The problem
Give the data a second time, exactly and in full.

Data rows

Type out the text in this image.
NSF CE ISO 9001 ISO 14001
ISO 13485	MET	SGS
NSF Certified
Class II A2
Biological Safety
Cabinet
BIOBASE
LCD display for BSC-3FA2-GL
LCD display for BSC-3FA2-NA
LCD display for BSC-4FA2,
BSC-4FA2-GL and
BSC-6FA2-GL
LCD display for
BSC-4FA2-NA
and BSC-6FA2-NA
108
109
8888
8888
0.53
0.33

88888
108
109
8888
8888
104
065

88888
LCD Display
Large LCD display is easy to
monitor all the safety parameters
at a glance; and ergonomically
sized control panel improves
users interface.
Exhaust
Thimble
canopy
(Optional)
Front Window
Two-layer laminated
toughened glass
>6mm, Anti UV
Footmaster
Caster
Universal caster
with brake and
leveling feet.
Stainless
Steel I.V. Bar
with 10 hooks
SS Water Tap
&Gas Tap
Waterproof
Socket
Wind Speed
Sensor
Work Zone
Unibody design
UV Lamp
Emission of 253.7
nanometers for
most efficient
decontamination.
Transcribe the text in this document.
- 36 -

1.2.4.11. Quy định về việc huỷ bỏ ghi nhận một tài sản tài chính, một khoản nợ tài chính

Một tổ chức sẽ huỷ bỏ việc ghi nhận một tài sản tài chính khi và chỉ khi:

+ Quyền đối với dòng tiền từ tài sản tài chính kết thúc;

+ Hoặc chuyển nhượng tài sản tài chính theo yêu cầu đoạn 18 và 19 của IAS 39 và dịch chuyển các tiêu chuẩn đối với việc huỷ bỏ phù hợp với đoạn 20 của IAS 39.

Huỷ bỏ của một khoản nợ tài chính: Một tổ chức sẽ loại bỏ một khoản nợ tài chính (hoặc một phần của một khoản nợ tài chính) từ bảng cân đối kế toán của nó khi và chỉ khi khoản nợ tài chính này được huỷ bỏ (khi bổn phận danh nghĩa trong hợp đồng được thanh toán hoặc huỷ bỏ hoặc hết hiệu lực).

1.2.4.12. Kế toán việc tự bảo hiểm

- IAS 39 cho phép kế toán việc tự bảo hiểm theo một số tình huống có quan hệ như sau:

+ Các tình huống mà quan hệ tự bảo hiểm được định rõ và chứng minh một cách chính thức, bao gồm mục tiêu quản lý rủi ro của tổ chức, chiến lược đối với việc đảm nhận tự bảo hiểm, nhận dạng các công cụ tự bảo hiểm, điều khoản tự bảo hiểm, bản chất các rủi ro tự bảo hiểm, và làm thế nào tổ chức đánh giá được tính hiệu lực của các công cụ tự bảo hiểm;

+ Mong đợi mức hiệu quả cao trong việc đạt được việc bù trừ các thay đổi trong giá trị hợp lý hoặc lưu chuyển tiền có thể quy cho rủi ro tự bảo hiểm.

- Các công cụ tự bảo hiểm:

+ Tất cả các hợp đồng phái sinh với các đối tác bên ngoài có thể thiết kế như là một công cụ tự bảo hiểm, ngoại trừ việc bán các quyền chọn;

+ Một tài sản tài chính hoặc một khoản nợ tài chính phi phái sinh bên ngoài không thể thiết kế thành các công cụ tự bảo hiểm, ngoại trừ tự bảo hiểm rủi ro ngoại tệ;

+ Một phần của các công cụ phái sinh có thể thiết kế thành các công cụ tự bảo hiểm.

Result of the exercise
Type out the text in this image.
NSF CE ISO 9001 ISO 14001
ISO 13485	MET	SGS
NSF Certified
Class II A2
Biological Safety
Cabinet
BIOBASE
LCD display for BSC-3FA2-GL
LCD display for BSC-3FA2-NA
LCD display for BSC-4FA2,
BSC-4FA2-GL and
BSC-6FA2-GL
LCD display for
BSC-4FA2-NA
and BSC-6FA2-NA
108
109
8888
8888
0.53
0.33

88888
108
109
8888
8888
104
065

88888
LCD Display
Large LCD display is easy to
monitor all the safety parameters
at a glance; and ergonomically
sized control panel improves
users interface.
Exhaust
Thimble
canopy
(Optional)
Front Window
Two-layer laminated
toughened glass
>6mm, Anti UV
Footmaster
Caster
Universal caster
with brake and
leveling feet.
Stainless
Steel I.V. Bar
with 10 hooks
SS Water Tap
&Gas Tap
Waterproof
Socket
Wind Speed
Sensor
Work Zone
Unibody design
UV Lamp
Emission of 253.7
nanometers for
most efficient
decontamination.
Transcribe the text in this document.
- 36 -

1.2.4.11. Quy định về việc huỷ bỏ ghi nhận một tài sản tài chính, một khoản nợ tài chính

Một tổ chức sẽ huỷ bỏ việc ghi nhận một tài sản tài chính khi và chỉ khi:

+ Quyền đối với dòng tiền từ tài sản tài chính kết thúc;

+ Hoặc chuyển nhượng tài sản tài chính theo yêu cầu đoạn 18 và 19 của IAS 39 và dịch chuyển các tiêu chuẩn đối với việc huỷ bỏ phù hợp với đoạn 20 của IAS 39.

Huỷ bỏ của một khoản nợ tài chính: Một tổ chức sẽ loại bỏ một khoản nợ tài chính (hoặc một phần của một khoản nợ tài chính) từ bảng cân đối kế toán của nó khi và chỉ khi khoản nợ tài chính này được huỷ bỏ (khi bổn phận danh nghĩa trong hợp đồng được thanh toán hoặc huỷ bỏ hoặc hết hiệu lực).

1.2.4.12. Kế toán việc tự bảo hiểm

- IAS 39 cho phép kế toán việc tự bảo hiểm theo một số tình huống có quan hệ như sau:

+ Các tình huống mà quan hệ tự bảo hiểm được định rõ và chứng minh một cách chính thức, bao gồm mục tiêu quản lý rủi ro của tổ chức, chiến lược đối với việc đảm nhận tự bảo hiểm, nhận dạng các công cụ tự bảo hiểm, điều khoản tự bảo hiểm, bản chất các rủi ro tự bảo hiểm, và làm thế nào tổ chức đánh giá được tính hiệu lực của các công cụ tự bảo hiểm;

+ Mong đợi mức hiệu quả cao trong việc đạt được việc bù trừ các thay đổi trong giá trị hợp lý hoặc lưu chuyển tiền có thể quy cho rủi ro tự bảo hiểm.

- Các công cụ tự bảo hiểm:

+ Tất cả các hợp đồng phái sinh với các đối tác bên ngoài có thể thiết kế như là một công cụ tự bảo hiểm, ngoại trừ việc bán các quyền chọn;

+ Một tài sản tài chính hoặc một khoản nợ tài chính phi phái sinh bên ngoài không thể thiết kế thành các công cụ tự bảo hiểm, ngoại trừ tự bảo hiểm rủi ro ngoại tệ;

+ Một phần của các công cụ phái sinh có thể thiết kế thành các công cụ tự bảo hiểm.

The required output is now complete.